=== Supplied data ===

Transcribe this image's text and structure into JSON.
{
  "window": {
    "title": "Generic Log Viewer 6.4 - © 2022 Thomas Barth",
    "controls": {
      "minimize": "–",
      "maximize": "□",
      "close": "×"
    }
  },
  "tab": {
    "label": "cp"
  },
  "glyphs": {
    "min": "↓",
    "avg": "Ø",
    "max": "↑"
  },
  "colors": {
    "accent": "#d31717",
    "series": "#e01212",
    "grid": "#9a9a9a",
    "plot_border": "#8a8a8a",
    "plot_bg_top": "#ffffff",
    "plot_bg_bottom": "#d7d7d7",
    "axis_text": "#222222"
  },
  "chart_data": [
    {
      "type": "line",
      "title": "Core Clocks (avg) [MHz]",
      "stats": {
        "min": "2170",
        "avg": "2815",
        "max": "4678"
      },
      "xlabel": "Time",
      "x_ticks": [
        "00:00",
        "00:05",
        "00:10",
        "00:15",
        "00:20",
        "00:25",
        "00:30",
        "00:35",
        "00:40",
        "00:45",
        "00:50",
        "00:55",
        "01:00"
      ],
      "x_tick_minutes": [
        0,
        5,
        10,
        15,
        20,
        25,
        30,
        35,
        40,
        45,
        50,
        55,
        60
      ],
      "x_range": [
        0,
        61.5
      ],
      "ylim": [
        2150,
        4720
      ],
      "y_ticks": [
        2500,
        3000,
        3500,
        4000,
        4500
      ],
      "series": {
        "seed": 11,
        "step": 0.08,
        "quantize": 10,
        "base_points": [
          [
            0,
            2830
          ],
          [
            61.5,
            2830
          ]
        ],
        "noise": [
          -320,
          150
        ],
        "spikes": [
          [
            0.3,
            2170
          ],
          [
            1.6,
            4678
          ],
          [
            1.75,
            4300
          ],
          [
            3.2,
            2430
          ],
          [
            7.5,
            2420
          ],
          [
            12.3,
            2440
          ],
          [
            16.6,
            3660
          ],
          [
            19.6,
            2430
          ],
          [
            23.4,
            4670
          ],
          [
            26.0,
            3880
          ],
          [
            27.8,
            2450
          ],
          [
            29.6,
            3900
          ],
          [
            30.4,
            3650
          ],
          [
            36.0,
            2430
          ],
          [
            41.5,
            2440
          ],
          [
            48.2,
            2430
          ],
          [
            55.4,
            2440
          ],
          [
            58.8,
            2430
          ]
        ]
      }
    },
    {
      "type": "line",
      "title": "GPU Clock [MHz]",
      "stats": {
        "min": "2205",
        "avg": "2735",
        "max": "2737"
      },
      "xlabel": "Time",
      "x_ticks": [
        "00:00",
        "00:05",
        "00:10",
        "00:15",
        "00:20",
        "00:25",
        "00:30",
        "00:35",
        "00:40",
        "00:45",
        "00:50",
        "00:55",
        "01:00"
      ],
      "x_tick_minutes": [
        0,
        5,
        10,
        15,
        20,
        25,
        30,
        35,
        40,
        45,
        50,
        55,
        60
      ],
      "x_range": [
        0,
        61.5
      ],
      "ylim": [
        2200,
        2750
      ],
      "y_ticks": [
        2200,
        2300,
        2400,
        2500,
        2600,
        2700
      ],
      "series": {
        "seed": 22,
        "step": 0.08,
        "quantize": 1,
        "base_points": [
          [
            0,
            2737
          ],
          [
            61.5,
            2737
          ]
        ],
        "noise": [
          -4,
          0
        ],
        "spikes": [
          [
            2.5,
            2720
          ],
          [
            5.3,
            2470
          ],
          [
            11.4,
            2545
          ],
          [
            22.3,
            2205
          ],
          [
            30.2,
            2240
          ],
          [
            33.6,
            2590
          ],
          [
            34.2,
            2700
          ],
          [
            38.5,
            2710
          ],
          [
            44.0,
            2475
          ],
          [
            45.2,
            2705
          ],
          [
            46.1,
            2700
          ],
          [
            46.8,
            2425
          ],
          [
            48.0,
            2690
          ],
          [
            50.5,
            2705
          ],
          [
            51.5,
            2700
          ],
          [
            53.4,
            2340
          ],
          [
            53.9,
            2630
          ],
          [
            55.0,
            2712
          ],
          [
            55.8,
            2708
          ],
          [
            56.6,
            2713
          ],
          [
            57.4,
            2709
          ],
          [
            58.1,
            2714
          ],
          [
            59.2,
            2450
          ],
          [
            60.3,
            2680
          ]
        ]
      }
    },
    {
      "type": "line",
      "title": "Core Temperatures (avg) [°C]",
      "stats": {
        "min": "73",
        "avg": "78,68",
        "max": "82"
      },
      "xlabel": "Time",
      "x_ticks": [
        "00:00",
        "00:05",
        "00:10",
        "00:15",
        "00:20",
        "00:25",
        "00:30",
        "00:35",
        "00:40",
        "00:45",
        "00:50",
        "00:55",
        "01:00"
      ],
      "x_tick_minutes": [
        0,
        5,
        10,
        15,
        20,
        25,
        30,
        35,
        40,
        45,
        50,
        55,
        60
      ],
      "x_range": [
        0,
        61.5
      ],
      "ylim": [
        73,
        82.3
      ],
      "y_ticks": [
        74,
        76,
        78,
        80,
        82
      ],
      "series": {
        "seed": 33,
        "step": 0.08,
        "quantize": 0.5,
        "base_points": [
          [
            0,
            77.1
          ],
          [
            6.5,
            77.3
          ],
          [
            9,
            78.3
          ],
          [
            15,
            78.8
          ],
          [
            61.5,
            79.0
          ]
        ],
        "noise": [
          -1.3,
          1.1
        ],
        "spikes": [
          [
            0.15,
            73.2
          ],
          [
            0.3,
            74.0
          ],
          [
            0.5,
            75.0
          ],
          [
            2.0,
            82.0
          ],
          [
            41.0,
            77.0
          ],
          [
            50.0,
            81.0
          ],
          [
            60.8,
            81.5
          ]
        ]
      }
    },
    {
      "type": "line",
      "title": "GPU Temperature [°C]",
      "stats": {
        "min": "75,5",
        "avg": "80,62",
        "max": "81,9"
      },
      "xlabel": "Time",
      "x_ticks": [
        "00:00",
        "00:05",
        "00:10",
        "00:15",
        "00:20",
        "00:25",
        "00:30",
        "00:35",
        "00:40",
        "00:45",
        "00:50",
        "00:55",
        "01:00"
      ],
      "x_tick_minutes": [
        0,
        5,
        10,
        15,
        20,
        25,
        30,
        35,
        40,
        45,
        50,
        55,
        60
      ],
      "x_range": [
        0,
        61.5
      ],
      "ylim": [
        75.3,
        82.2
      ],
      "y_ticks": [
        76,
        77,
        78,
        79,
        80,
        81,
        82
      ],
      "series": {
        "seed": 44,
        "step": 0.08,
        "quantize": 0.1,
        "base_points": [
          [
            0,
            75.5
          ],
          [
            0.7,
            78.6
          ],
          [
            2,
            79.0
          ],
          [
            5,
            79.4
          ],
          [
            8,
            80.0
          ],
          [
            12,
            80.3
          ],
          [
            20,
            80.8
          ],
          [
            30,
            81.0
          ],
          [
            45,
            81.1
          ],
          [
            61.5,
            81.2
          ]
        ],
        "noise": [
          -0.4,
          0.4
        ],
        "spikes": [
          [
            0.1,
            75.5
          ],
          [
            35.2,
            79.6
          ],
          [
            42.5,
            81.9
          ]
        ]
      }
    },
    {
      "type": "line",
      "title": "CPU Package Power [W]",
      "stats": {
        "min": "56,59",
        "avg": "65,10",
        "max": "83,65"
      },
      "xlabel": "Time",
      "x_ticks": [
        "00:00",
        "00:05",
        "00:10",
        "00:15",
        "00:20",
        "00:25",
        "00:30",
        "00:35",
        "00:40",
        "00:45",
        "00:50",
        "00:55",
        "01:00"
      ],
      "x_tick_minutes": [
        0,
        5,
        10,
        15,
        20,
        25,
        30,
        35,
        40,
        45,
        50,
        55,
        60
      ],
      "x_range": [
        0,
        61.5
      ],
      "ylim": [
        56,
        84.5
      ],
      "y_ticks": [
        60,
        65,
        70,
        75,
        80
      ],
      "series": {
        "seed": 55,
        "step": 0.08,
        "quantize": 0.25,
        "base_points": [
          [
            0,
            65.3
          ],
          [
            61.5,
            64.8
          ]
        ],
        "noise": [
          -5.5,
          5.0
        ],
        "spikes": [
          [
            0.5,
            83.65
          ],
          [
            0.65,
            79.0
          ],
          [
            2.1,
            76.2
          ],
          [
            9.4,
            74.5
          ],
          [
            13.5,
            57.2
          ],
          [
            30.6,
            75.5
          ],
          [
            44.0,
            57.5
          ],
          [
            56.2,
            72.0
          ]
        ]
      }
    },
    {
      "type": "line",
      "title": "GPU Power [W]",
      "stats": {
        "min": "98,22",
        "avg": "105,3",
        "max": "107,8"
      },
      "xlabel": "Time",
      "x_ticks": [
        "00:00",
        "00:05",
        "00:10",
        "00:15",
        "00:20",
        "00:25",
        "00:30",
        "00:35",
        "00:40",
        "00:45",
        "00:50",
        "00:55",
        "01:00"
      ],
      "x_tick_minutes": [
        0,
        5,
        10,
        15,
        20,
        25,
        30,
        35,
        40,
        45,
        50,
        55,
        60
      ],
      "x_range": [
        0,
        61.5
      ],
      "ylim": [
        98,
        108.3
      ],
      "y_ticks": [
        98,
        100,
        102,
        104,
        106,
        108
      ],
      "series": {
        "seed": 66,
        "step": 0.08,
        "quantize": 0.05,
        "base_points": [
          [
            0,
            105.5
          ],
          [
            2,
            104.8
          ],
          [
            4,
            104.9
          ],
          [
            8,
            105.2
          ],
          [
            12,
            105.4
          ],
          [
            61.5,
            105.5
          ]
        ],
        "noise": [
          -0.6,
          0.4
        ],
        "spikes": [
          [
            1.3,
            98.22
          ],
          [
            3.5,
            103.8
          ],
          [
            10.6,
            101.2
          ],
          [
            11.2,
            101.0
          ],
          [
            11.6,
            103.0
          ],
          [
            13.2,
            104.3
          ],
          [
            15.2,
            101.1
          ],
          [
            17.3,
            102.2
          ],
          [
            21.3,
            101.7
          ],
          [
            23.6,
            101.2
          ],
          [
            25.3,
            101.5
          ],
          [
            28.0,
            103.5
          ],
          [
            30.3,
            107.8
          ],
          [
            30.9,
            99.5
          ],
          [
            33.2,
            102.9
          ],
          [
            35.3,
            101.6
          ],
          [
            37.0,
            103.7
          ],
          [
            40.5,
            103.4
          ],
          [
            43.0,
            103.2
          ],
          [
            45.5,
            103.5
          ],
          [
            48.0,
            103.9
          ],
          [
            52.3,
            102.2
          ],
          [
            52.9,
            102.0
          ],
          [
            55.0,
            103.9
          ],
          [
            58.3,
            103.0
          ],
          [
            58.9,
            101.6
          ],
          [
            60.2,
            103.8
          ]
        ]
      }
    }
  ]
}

===

*What needs to be done:*
Return a copy of every line that includes the word "Core".

*The response:*
      "title": "Core Clocks (avg) [MHz]",
      "title": "Core Temperatures (avg) [°C]",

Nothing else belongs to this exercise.